PROBLEM REQUIREMENTS
Gather the lines from the material that contain "Memory".

Data items:
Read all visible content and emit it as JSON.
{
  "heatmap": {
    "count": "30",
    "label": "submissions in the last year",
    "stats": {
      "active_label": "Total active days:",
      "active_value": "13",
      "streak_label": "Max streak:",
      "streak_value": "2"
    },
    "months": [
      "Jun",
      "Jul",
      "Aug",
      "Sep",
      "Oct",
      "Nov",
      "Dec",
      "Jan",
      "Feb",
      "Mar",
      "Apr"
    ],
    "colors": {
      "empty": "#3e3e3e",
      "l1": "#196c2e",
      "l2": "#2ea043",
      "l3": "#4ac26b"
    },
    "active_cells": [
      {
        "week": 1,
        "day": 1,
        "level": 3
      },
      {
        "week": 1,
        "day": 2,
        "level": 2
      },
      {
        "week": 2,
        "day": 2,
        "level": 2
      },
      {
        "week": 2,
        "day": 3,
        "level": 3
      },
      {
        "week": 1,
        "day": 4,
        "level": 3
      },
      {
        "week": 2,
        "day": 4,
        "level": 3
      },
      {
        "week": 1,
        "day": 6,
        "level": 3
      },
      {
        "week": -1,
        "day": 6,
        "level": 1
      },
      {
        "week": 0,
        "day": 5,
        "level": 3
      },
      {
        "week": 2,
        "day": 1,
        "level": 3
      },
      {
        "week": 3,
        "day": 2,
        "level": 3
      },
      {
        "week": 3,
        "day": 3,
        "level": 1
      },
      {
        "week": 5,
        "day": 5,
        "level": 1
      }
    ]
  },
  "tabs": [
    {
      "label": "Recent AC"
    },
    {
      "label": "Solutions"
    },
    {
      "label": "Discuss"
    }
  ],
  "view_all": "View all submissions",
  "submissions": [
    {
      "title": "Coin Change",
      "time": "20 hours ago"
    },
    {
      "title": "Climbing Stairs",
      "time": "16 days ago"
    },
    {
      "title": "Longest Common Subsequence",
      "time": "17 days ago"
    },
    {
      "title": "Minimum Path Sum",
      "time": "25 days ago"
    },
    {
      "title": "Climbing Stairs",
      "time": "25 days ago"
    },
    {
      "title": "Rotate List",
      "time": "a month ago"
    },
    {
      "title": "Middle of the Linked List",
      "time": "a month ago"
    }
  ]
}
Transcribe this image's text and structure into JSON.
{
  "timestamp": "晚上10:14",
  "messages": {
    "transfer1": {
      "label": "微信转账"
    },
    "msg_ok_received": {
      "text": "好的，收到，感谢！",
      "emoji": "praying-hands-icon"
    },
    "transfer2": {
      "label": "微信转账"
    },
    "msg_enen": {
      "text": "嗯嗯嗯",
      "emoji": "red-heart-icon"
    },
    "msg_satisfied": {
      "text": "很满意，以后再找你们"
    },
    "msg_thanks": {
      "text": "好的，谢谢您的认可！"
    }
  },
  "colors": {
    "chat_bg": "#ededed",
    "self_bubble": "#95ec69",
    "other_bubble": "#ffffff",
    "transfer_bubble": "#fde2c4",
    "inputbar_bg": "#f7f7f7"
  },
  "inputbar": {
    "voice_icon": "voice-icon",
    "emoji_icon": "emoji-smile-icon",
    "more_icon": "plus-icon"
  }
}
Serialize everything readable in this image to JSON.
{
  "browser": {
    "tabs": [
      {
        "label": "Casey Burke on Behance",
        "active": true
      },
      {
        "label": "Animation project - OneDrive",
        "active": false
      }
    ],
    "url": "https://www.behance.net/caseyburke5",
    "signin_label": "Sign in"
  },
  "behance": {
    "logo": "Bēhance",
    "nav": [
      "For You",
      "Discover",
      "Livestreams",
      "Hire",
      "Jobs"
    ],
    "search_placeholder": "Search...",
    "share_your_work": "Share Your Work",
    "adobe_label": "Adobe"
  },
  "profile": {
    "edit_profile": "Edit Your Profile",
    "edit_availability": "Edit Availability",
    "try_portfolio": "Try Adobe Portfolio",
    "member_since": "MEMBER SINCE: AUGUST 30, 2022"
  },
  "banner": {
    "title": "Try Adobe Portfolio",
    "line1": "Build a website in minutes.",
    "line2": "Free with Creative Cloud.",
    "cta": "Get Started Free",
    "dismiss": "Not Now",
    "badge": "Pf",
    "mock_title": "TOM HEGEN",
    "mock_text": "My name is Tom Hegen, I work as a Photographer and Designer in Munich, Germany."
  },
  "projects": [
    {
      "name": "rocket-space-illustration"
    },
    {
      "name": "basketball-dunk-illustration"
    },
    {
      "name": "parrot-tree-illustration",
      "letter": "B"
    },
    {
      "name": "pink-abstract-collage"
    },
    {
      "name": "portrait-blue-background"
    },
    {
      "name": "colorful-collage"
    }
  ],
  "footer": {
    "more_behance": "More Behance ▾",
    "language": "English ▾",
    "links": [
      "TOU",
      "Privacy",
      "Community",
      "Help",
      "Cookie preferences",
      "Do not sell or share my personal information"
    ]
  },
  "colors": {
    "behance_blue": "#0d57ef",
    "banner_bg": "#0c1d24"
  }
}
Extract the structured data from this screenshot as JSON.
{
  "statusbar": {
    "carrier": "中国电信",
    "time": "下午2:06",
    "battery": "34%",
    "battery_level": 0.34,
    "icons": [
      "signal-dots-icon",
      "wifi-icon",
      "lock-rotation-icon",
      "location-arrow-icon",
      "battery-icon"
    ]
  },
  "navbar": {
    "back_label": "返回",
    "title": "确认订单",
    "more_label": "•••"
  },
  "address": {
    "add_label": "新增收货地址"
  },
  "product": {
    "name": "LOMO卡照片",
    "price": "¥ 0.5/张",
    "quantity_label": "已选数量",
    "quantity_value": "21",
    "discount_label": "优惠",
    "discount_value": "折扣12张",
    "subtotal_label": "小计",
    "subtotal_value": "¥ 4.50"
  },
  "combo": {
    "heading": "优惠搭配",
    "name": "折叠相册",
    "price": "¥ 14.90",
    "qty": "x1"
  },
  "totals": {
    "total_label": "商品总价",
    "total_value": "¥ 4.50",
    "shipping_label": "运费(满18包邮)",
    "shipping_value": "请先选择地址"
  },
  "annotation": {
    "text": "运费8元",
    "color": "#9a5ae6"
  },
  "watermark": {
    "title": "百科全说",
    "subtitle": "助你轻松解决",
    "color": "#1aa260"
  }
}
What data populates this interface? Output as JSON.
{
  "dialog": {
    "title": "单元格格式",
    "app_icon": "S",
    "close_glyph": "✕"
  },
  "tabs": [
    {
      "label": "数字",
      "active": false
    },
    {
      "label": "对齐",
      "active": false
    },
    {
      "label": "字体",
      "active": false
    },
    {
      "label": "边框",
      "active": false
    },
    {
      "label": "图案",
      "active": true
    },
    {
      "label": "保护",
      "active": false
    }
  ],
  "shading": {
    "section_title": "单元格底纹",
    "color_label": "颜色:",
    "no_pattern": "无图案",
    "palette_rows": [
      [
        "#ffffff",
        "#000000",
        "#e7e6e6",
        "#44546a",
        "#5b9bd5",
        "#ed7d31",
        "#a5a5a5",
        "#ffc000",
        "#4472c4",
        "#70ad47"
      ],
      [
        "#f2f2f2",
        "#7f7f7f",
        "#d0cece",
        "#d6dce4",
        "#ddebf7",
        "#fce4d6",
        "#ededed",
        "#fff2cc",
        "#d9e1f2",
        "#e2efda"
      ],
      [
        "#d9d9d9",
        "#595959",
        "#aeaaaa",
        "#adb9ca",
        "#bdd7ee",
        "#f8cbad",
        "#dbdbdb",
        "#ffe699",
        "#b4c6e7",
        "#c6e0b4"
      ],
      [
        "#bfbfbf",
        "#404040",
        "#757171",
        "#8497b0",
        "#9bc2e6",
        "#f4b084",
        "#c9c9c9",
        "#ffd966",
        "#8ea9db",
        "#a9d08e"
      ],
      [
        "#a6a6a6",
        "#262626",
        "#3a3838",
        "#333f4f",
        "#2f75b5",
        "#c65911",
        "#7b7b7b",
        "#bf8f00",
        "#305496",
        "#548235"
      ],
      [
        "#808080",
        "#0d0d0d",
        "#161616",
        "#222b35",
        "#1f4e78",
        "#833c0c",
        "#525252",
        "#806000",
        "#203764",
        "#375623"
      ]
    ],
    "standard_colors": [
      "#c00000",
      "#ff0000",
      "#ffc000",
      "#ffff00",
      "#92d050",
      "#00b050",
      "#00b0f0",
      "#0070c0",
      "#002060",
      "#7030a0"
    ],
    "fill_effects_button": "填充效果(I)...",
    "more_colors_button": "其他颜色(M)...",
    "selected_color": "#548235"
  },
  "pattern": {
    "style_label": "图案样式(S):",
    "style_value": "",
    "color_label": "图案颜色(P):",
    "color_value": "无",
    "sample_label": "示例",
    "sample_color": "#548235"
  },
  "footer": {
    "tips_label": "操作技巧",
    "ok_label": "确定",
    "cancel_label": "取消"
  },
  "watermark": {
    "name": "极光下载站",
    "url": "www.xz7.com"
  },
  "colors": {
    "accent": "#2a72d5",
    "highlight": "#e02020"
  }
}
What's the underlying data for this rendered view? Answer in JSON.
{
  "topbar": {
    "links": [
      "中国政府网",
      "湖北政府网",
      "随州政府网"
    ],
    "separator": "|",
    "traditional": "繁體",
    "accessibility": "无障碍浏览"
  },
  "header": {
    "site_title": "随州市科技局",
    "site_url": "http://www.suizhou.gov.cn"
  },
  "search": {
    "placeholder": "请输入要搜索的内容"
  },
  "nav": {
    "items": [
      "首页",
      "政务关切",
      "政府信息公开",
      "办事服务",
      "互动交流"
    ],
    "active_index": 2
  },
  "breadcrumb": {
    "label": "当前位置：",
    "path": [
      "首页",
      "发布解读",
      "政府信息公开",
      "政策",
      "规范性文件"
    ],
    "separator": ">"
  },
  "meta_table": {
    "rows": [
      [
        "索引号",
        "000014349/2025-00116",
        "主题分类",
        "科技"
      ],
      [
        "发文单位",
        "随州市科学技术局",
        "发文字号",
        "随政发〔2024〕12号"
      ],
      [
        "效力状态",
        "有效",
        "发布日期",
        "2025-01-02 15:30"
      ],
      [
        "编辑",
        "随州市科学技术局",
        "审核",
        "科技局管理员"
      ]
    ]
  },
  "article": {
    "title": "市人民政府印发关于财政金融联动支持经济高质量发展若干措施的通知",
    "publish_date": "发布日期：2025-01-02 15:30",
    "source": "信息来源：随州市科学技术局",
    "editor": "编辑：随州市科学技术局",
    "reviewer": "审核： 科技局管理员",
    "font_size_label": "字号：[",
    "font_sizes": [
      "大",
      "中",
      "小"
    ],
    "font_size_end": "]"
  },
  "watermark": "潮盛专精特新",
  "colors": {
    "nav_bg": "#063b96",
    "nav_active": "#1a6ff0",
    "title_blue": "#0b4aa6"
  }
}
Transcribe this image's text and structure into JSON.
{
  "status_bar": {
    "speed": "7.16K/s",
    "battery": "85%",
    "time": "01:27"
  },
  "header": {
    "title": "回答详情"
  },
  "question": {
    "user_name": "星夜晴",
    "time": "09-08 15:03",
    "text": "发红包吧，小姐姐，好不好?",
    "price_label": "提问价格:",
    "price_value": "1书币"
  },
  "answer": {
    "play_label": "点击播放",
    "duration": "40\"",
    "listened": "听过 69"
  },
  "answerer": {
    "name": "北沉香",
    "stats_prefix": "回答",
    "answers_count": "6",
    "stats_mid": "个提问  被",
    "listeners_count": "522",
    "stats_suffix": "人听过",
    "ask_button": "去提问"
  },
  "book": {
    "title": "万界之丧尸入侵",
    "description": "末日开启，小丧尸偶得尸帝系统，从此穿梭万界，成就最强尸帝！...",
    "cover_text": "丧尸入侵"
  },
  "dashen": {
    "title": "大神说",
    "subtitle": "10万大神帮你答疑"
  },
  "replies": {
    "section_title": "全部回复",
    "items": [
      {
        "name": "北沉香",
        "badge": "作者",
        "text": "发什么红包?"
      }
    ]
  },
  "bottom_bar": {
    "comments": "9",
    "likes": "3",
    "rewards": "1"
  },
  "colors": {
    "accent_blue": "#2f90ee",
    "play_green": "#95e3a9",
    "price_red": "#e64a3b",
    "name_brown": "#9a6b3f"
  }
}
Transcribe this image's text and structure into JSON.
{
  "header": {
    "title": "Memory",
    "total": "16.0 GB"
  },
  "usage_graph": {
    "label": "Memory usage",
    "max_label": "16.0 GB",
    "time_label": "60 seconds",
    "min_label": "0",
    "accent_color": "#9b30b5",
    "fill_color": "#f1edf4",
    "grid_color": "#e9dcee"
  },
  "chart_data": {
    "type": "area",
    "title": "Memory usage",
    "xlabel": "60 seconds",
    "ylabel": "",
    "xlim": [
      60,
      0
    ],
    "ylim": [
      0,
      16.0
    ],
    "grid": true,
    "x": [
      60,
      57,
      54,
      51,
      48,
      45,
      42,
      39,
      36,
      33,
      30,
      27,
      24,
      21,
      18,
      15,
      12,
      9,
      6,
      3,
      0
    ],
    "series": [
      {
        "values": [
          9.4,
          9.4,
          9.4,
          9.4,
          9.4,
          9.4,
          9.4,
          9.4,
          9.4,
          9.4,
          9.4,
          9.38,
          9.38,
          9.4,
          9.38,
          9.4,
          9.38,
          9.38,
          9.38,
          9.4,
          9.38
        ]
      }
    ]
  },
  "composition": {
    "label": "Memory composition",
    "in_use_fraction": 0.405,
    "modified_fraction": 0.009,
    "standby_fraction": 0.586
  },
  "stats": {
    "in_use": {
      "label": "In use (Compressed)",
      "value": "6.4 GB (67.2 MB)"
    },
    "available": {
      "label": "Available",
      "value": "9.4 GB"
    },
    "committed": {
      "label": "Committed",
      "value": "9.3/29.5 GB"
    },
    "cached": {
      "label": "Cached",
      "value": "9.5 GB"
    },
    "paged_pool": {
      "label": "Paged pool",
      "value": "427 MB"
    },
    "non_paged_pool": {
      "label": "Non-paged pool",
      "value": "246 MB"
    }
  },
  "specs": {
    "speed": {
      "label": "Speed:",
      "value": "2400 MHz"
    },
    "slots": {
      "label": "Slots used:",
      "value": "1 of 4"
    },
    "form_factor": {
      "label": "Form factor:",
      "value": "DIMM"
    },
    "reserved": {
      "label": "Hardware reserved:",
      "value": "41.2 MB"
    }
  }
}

FINISHED EXERCISE
    "title": "Memory",
    "label": "Memory usage",
    "title": "Memory usage",
    "label": "Memory composition",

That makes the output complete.